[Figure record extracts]
============

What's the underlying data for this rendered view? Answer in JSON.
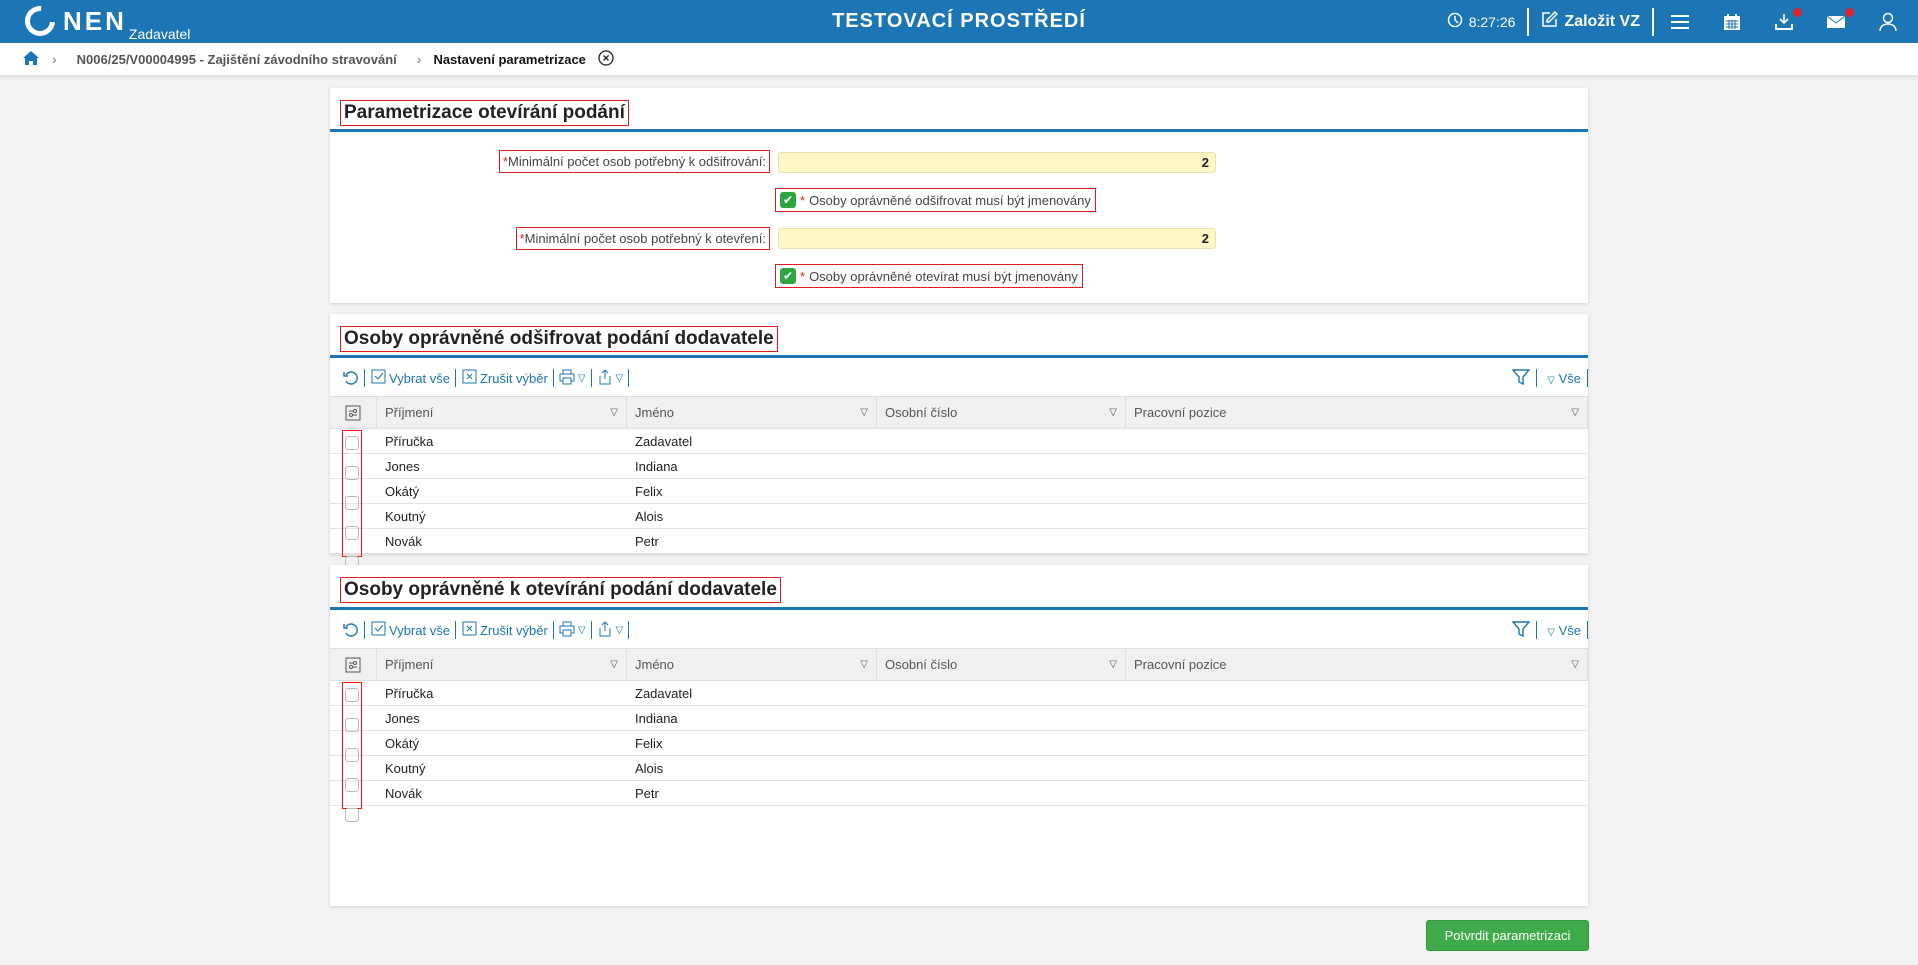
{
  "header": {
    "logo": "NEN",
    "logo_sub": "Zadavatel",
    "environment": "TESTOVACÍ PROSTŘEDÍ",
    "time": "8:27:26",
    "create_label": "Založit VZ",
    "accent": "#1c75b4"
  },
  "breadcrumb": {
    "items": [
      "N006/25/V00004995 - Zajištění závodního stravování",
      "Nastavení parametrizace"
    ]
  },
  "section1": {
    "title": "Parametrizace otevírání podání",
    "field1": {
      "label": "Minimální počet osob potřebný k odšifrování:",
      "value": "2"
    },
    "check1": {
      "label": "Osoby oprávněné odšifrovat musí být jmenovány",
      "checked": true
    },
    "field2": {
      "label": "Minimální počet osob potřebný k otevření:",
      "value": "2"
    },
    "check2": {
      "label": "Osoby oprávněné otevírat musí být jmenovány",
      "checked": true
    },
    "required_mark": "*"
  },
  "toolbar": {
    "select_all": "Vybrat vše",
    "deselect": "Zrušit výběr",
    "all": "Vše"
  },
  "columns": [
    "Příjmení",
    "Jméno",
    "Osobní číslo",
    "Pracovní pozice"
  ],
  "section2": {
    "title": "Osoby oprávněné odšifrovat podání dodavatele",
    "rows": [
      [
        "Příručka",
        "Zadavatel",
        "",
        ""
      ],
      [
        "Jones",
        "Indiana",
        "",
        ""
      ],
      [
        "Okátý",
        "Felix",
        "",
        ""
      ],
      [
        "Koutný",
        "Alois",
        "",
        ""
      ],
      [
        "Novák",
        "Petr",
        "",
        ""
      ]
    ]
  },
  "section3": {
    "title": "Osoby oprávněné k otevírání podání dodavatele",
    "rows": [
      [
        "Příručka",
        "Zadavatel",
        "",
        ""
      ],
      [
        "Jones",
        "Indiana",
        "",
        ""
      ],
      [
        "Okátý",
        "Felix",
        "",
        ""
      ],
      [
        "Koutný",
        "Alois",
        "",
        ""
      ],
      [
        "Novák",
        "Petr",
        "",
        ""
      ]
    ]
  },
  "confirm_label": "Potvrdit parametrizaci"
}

============

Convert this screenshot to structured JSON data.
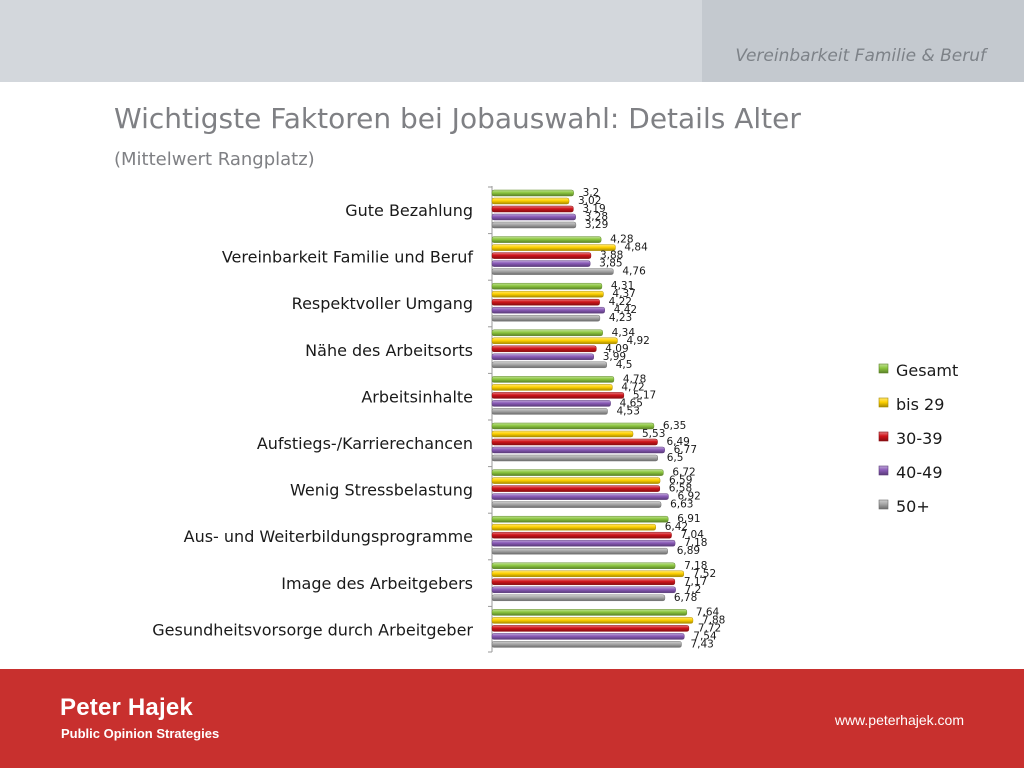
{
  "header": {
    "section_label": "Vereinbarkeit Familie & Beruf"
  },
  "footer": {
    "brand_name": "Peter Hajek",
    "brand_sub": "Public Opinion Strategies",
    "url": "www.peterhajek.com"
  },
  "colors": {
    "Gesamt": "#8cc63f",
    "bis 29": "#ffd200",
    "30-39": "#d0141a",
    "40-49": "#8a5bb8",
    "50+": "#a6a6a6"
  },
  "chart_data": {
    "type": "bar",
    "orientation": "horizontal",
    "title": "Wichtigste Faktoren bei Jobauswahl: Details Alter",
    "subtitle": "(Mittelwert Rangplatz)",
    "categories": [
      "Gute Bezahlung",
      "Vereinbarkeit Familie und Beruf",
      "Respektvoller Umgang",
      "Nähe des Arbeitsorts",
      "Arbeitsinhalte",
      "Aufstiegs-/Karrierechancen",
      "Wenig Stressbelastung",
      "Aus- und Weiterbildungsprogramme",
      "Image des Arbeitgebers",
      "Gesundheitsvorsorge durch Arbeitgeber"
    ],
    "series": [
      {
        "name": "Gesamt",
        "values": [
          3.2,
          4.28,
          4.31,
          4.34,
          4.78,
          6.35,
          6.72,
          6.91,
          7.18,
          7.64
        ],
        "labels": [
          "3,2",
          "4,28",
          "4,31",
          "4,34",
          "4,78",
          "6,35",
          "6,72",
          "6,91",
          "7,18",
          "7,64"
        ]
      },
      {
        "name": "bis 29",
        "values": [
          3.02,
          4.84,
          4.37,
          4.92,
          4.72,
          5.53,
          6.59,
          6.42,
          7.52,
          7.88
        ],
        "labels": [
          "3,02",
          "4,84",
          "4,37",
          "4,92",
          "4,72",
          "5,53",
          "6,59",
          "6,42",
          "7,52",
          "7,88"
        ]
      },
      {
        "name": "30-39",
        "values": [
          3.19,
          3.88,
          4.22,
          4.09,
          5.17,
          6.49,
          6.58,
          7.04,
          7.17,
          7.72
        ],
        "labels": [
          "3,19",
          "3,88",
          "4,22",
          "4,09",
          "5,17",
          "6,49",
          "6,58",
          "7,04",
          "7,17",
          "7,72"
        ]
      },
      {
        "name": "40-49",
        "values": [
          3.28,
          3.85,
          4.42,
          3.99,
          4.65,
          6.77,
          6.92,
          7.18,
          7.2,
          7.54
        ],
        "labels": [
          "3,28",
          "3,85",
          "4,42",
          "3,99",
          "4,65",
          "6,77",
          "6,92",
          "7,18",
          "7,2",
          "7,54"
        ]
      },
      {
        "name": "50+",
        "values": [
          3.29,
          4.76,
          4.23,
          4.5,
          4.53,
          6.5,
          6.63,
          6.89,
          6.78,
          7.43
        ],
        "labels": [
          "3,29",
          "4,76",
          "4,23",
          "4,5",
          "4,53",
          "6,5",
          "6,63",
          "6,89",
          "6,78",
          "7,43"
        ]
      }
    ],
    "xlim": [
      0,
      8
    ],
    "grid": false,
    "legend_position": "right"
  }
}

============

Find "podání". Copy every line it occurs in.

> SOLVED PROBLEM
    "title": "Parametrizace otevírání podání",
    "title": "Osoby oprávněné odšifrovat podání dodavatele",
    "title": "Osoby oprávněné k otevírání podání dodavatele",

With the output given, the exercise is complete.